Request: Reproduce the lines of the material exactly, excluding every image.

Excerpted data:
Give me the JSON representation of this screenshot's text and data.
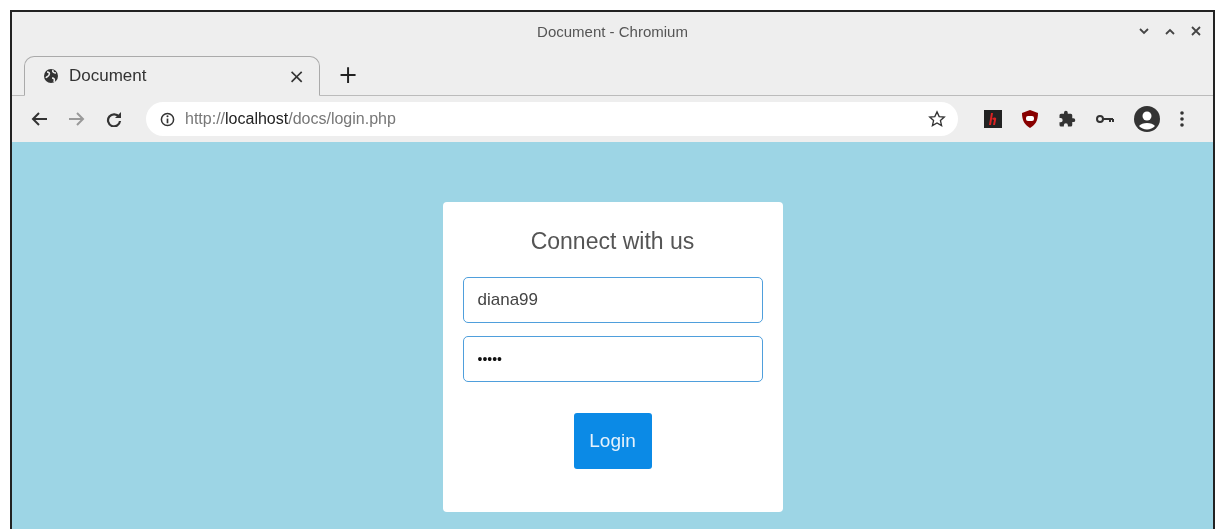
{
  "window": {
    "title": "Document - Chromium"
  },
  "tabs": [
    {
      "label": "Document",
      "selected": true,
      "close": "×"
    }
  ],
  "new_tab": "+",
  "address_bar": {
    "scheme": "http://",
    "host": "localhost",
    "path": "/docs/login.php"
  },
  "login_card": {
    "heading": "Connect with us",
    "fields": [
      {
        "kind": "text",
        "value": "diana99"
      },
      {
        "kind": "password",
        "value": "•••••"
      }
    ],
    "button": "Login"
  }
}
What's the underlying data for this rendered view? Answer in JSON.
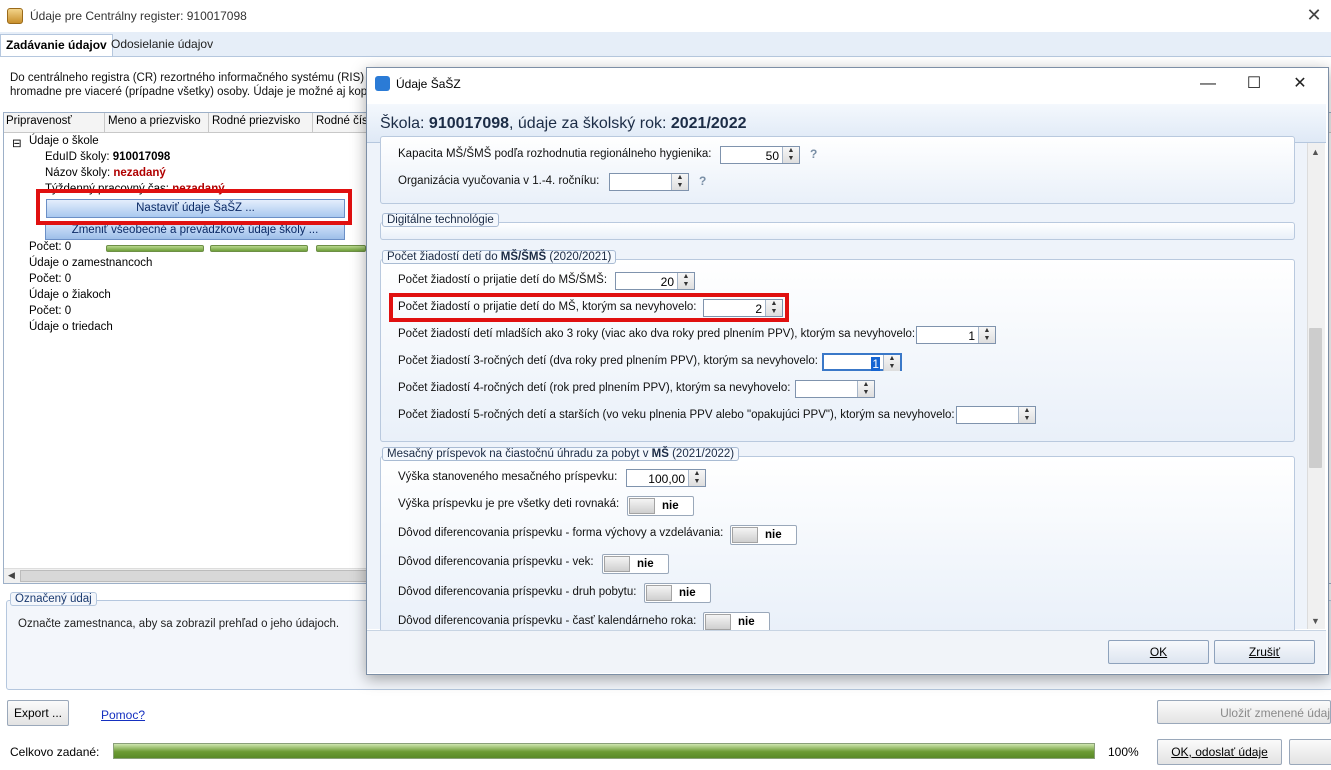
{
  "main": {
    "title": "Údaje pre Centrálny register: 910017098",
    "close_glyph": "✕",
    "tabs": [
      {
        "label": "Zadávanie údajov"
      },
      {
        "label": "Odosielanie údajov"
      }
    ],
    "description_line1": "Do centrálneho registra (CR) rezortného informačného systému (RIS) sa o",
    "description_line2": "hromadne pre viaceré (prípadne všetky) osoby. Údaje je možné aj kopírov",
    "columns": [
      "Pripravenosť",
      "Meno a priezvisko",
      "Rodné priezvisko",
      "Rodné čís"
    ],
    "tree": {
      "school": "Údaje o škole",
      "eduid_label": "EduID školy:",
      "eduid_value": "910017098",
      "name_label": "Názov školy:",
      "name_value": "nezadaný",
      "hours_label": "Týždenný pracovný čas:",
      "hours_value": "nezadaný",
      "btn_sasz": "Nastaviť údaje ŠaŠZ ...",
      "btn_general": "Zmeniť všeobecné a prevádzkové údaje školy ...",
      "count0": "Počet: 0",
      "employees": "Údaje o zamestnancoch",
      "count1": "Počet: 0",
      "pupils": "Údaje o žiakoch",
      "count2": "Počet: 0",
      "classes": "Údaje o triedach"
    },
    "selected_legend": "Označený údaj",
    "selected_text": "Označte zamestnanca, aby sa zobrazil prehľad o jeho údajoch.",
    "export_btn": "Export ...",
    "help_link": "Pomoc?",
    "save_btn": "Uložiť zmenené údaj",
    "status_label": "Celkovo zadané:",
    "status_progress": 1.0,
    "status_pct": "100%",
    "send_btn": "OK, odoslať údaje"
  },
  "dialog": {
    "title": "Údaje ŠaŠZ",
    "controls": {
      "minimize": "—",
      "maximize": "☐",
      "close": "✕"
    },
    "school_prefix": "Škola: ",
    "school_id": "910017098",
    "school_mid": ", údaje za školský rok: ",
    "school_year": "2021/2022",
    "capacity_label": "Kapacita MŠ/ŠMŠ podľa rozhodnutia regionálneho hygienika:",
    "capacity_value": "50",
    "org_label": "Organizácia vyučovania v 1.-4. ročníku:",
    "org_value": "",
    "help_mark": "?",
    "digital_legend": "Digitálne technológie",
    "requests_legend_pre": "Počet žiadostí detí do ",
    "requests_legend_bold": "MŠ/ŠMŠ",
    "requests_legend_post": " (2020/2021)",
    "requests": [
      {
        "label": "Počet žiadostí o prijatie detí do MŠ/ŠMŠ:",
        "value": "20"
      },
      {
        "label": "Počet žiadostí o prijatie detí do MŠ, ktorým sa nevyhovelo:",
        "value": "2"
      },
      {
        "label": "Počet žiadostí detí mladších ako 3 roky (viac ako dva roky pred plnením PPV), ktorým sa nevyhovelo:",
        "value": "1"
      },
      {
        "label": "Počet žiadostí 3-ročných detí (dva roky pred plnením PPV), ktorým sa nevyhovelo:",
        "value": "1"
      },
      {
        "label": "Počet žiadostí 4-ročných detí (rok pred plnením PPV), ktorým sa nevyhovelo:",
        "value": ""
      },
      {
        "label": "Počet žiadostí 5-ročných detí a starších (vo veku plnenia PPV alebo \"opakujúci PPV\"), ktorým sa nevyhovelo:",
        "value": ""
      }
    ],
    "fee_legend_pre": "Mesačný príspevok na čiastočnú úhradu za pobyt v ",
    "fee_legend_bold": "MŠ",
    "fee_legend_post": " (2021/2022)",
    "fee_amount_label": "Výška stanoveného mesačného príspevku:",
    "fee_amount_value": "100,00",
    "fee_toggles": [
      {
        "label": "Výška príspevku je pre všetky deti rovnaká:",
        "value": "nie"
      },
      {
        "label": "Dôvod diferencovania príspevku - forma výchovy a vzdelávania:",
        "value": "nie"
      },
      {
        "label": "Dôvod diferencovania príspevku - vek:",
        "value": "nie"
      },
      {
        "label": "Dôvod diferencovania príspevku - druh pobytu:",
        "value": "nie"
      },
      {
        "label": "Dôvod diferencovania príspevku - časť kalendárneho roka:",
        "value": "nie"
      }
    ],
    "ok_btn": "OK",
    "cancel_btn": "Zrušiť"
  },
  "colors": {
    "accent_red": "#e01010",
    "progress_green": "#6c9b34",
    "link_blue": "#1530c0"
  }
}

Task response:
Give me the JSON representation of this screenshot's text and data.
{
  "window": {
    "title": "Document - Chromium"
  },
  "tabs": [
    {
      "label": "Document",
      "selected": true,
      "close": "×"
    }
  ],
  "new_tab": "+",
  "address_bar": {
    "scheme": "http://",
    "host": "localhost",
    "path": "/docs/login.php"
  },
  "login_card": {
    "heading": "Connect with us",
    "fields": [
      {
        "kind": "text",
        "value": "diana99"
      },
      {
        "kind": "password",
        "value": "•••••"
      }
    ],
    "button": "Login"
  }
}
What's the underlying data for this rendered view? Answer in JSON.
{
  "main": {
    "title": "Údaje pre Centrálny register: 910017098",
    "close_glyph": "✕",
    "tabs": [
      {
        "label": "Zadávanie údajov"
      },
      {
        "label": "Odosielanie údajov"
      }
    ],
    "description_line1": "Do centrálneho registra (CR) rezortného informačného systému (RIS) sa o",
    "description_line2": "hromadne pre viaceré (prípadne všetky) osoby. Údaje je možné aj kopírov",
    "columns": [
      "Pripravenosť",
      "Meno a priezvisko",
      "Rodné priezvisko",
      "Rodné čís"
    ],
    "tree": {
      "school": "Údaje o škole",
      "eduid_label": "EduID školy:",
      "eduid_value": "910017098",
      "name_label": "Názov školy:",
      "name_value": "nezadaný",
      "hours_label": "Týždenný pracovný čas:",
      "hours_value": "nezadaný",
      "btn_sasz": "Nastaviť údaje ŠaŠZ ...",
      "btn_general": "Zmeniť všeobecné a prevádzkové údaje školy ...",
      "count0": "Počet: 0",
      "employees": "Údaje o zamestnancoch",
      "count1": "Počet: 0",
      "pupils": "Údaje o žiakoch",
      "count2": "Počet: 0",
      "classes": "Údaje o triedach"
    },
    "selected_legend": "Označený údaj",
    "selected_text": "Označte zamestnanca, aby sa zobrazil prehľad o jeho údajoch.",
    "export_btn": "Export ...",
    "help_link": "Pomoc?",
    "save_btn": "Uložiť zmenené údaj",
    "status_label": "Celkovo zadané:",
    "status_progress": 1.0,
    "status_pct": "100%",
    "send_btn": "OK, odoslať údaje"
  },
  "dialog": {
    "title": "Údaje ŠaŠZ",
    "controls": {
      "minimize": "—",
      "maximize": "☐",
      "close": "✕"
    },
    "school_prefix": "Škola: ",
    "school_id": "910017098",
    "school_mid": ", údaje za školský rok: ",
    "school_year": "2021/2022",
    "capacity_label": "Kapacita MŠ/ŠMŠ podľa rozhodnutia regionálneho hygienika:",
    "capacity_value": "50",
    "org_label": "Organizácia vyučovania v 1.-4. ročníku:",
    "org_value": "",
    "help_mark": "?",
    "digital_legend": "Digitálne technológie",
    "requests_legend_pre": "Počet žiadostí detí do ",
    "requests_legend_bold": "MŠ/ŠMŠ",
    "requests_legend_post": " (2020/2021)",
    "requests": [
      {
        "label": "Počet žiadostí o prijatie detí do MŠ/ŠMŠ:",
        "value": "20"
      },
      {
        "label": "Počet žiadostí o prijatie detí do MŠ, ktorým sa nevyhovelo:",
        "value": "2"
      },
      {
        "label": "Počet žiadostí detí mladších ako 3 roky (viac ako dva roky pred plnením PPV), ktorým sa nevyhovelo:",
        "value": "1"
      },
      {
        "label": "Počet žiadostí 3-ročných detí (dva roky pred plnením PPV), ktorým sa nevyhovelo:",
        "value": "1"
      },
      {
        "label": "Počet žiadostí 4-ročných detí (rok pred plnením PPV), ktorým sa nevyhovelo:",
        "value": ""
      },
      {
        "label": "Počet žiadostí 5-ročných detí a starších (vo veku plnenia PPV alebo \"opakujúci PPV\"), ktorým sa nevyhovelo:",
        "value": ""
      }
    ],
    "fee_legend_pre": "Mesačný príspevok na čiastočnú úhradu za pobyt v ",
    "fee_legend_bold": "MŠ",
    "fee_legend_post": " (2021/2022)",
    "fee_amount_label": "Výška stanoveného mesačného príspevku:",
    "fee_amount_value": "100,00",
    "fee_toggles": [
      {
        "label": "Výška príspevku je pre všetky deti rovnaká:",
        "value": "nie"
      },
      {
        "label": "Dôvod diferencovania príspevku - forma výchovy a vzdelávania:",
        "value": "nie"
      },
      {
        "label": "Dôvod diferencovania príspevku - vek:",
        "value": "nie"
      },
      {
        "label": "Dôvod diferencovania príspevku - druh pobytu:",
        "value": "nie"
      },
      {
        "label": "Dôvod diferencovania príspevku - časť kalendárneho roka:",
        "value": "nie"
      }
    ],
    "ok_btn": "OK",
    "cancel_btn": "Zrušiť"
  },
  "colors": {
    "accent_red": "#e01010",
    "progress_green": "#6c9b34",
    "link_blue": "#1530c0"
  }
}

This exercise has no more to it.